(Document page transcription items)
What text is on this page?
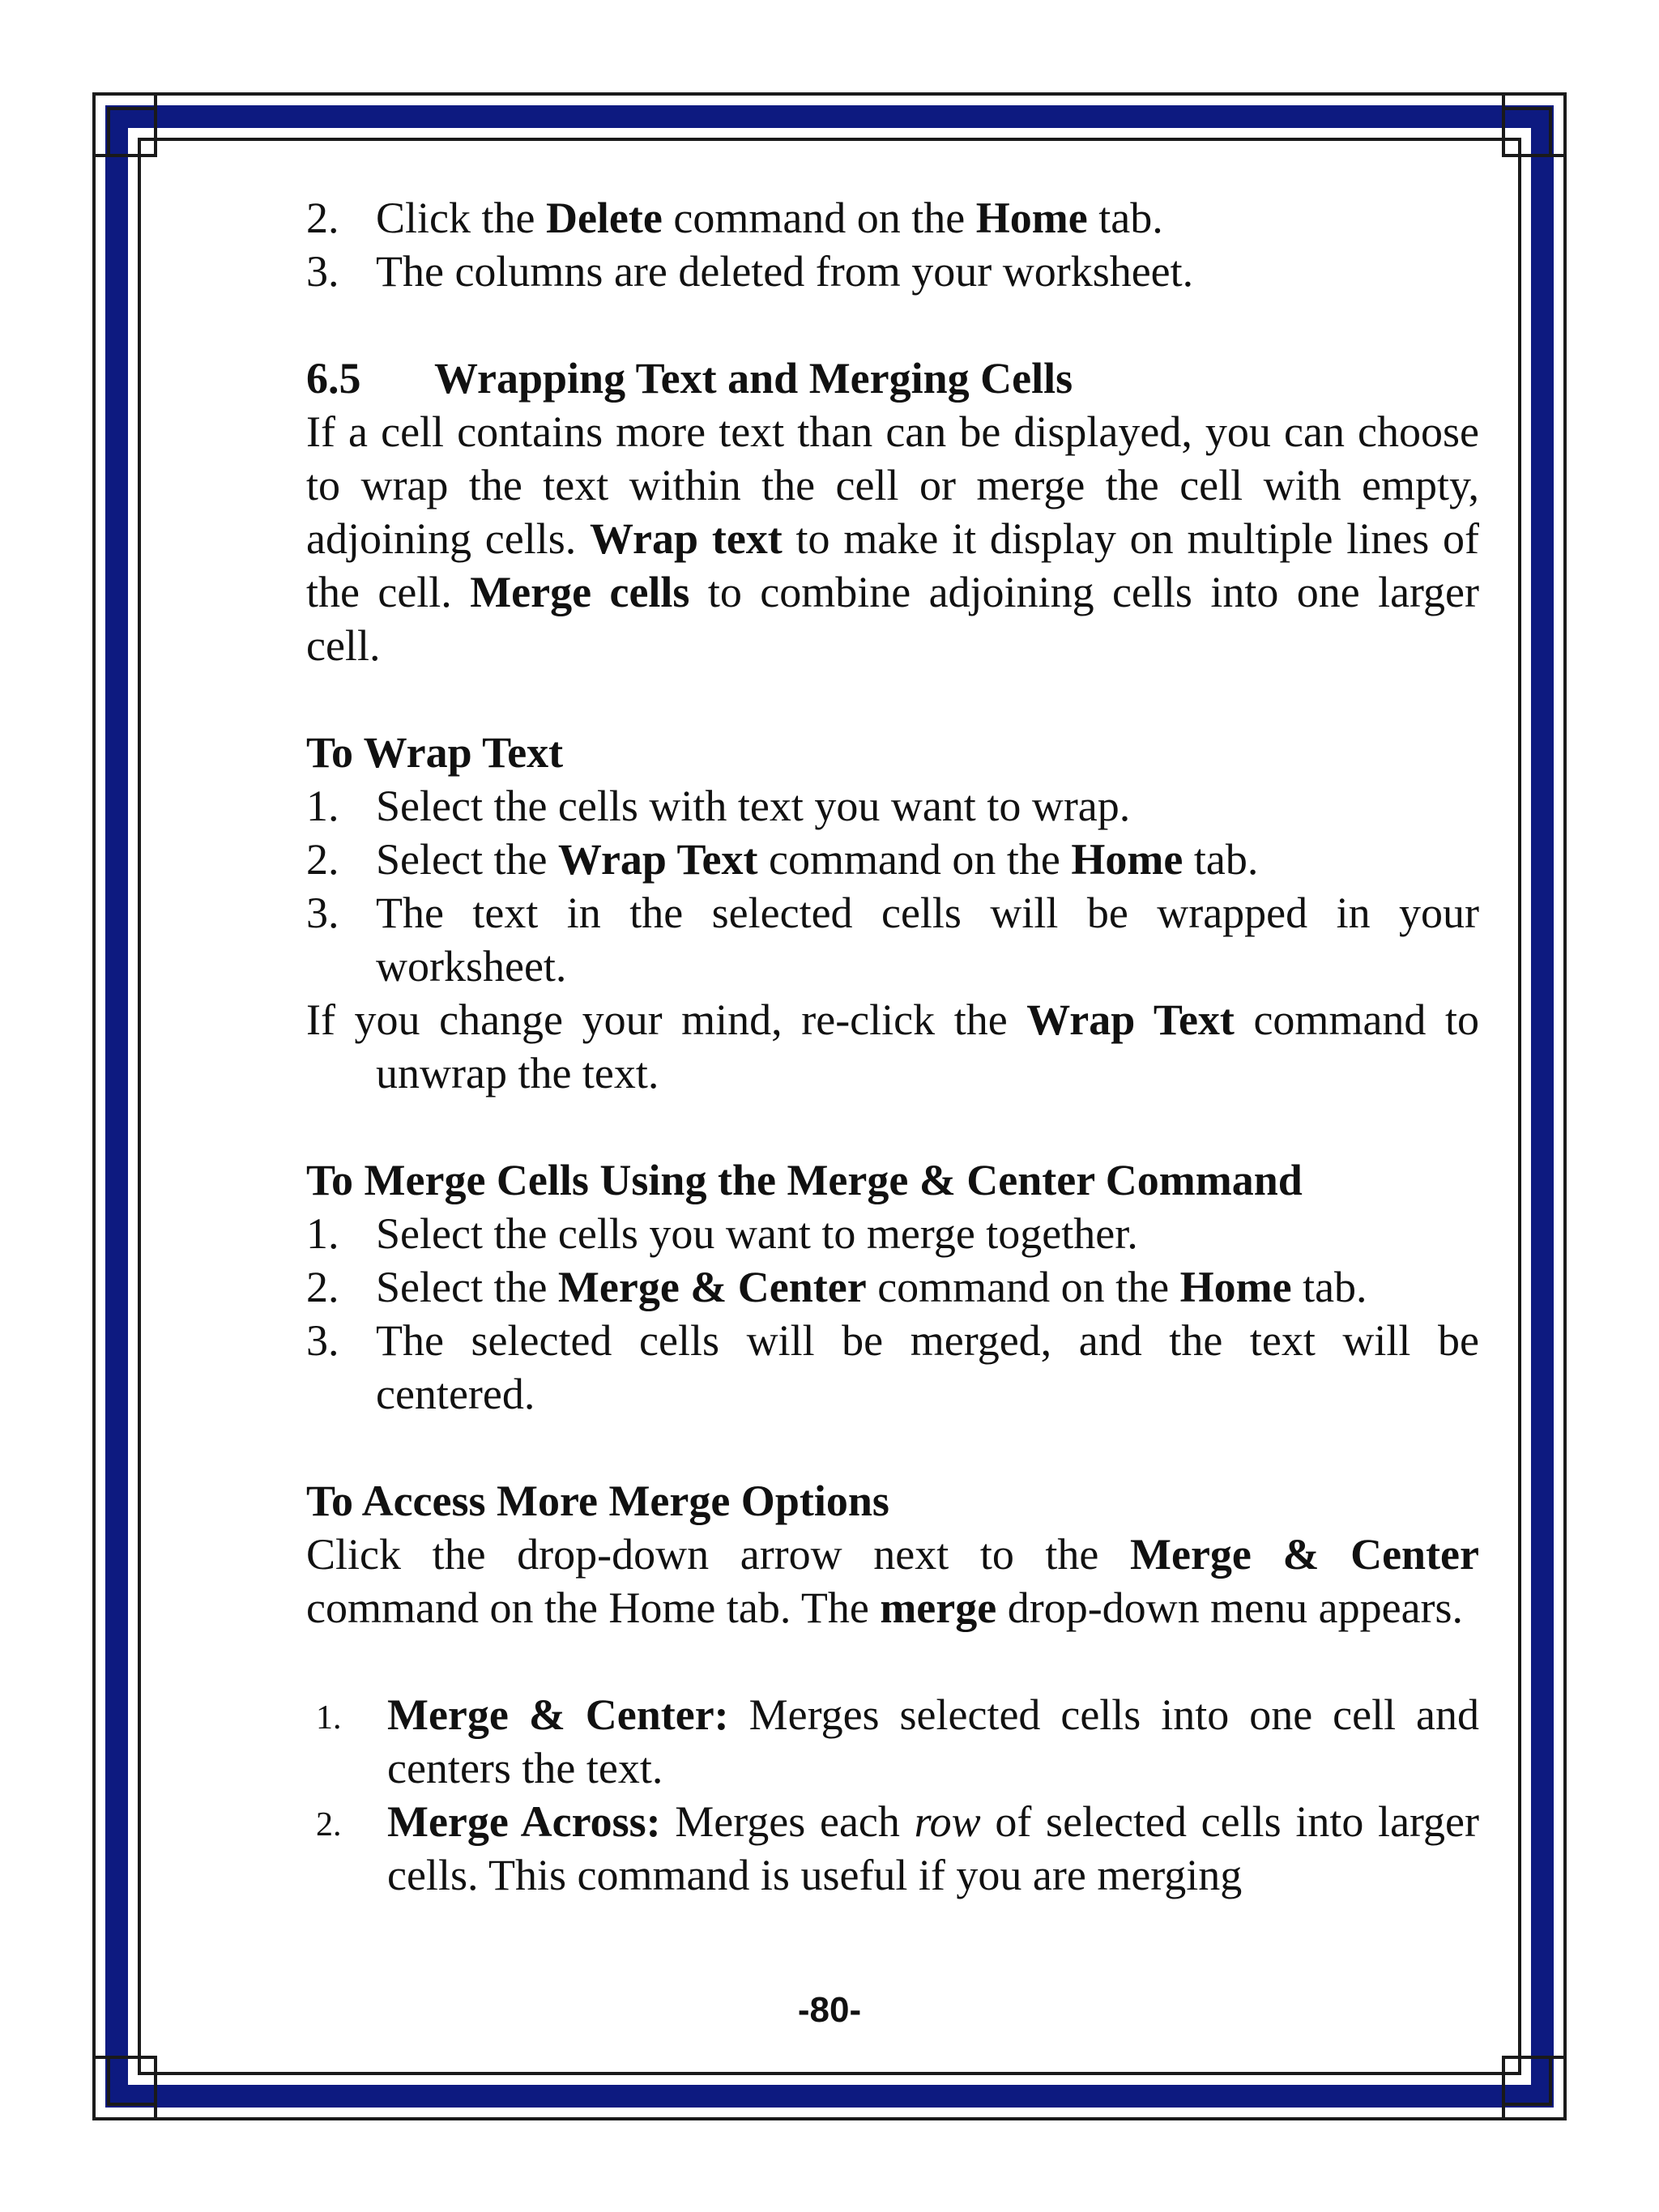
2. Click the Delete command on the Home tab.
3. The columns are deleted from your worksheet.
6.5 Wrapping Text and Merging Cells

If a cell contains more text than can be displayed, you can choose to wrap the text within the cell or merge the cell with empty, adjoining cells. Wrap text to make it display on multiple lines of the cell. Merge cells to combine adjoining cells into one larger cell.

To Wrap Text
1. Select the cells with text you want to wrap.
2. Select the Wrap Text command on the Home tab.
3. The text in the selected cells will be wrapped in your worksheet.
If you change your mind, re-click the Wrap Text command to unwrap the text.
To Merge Cells Using the Merge & Center Command
1. Select the cells you want to merge together.
2. Select the Merge & Center command on the Home tab.
3. The selected cells will be merged, and the text will be centered.
To Access More Merge Options

Click the drop-down arrow next to the Merge & Center command on the Home tab. The merge drop-down menu appears.

1. Merge & Center: Merges selected cells into one cell and centers the text.
2. Merge Across: Merges each row of selected cells into larger cells. This command is useful if you are merging
-80-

Task goal
Please filter the entries above down to the lines holding "will" and copy them.

Exercise output
3. The text in the selected cells will be wrapped in your worksheet.
3. The selected cells will be merged, and the text will be centered.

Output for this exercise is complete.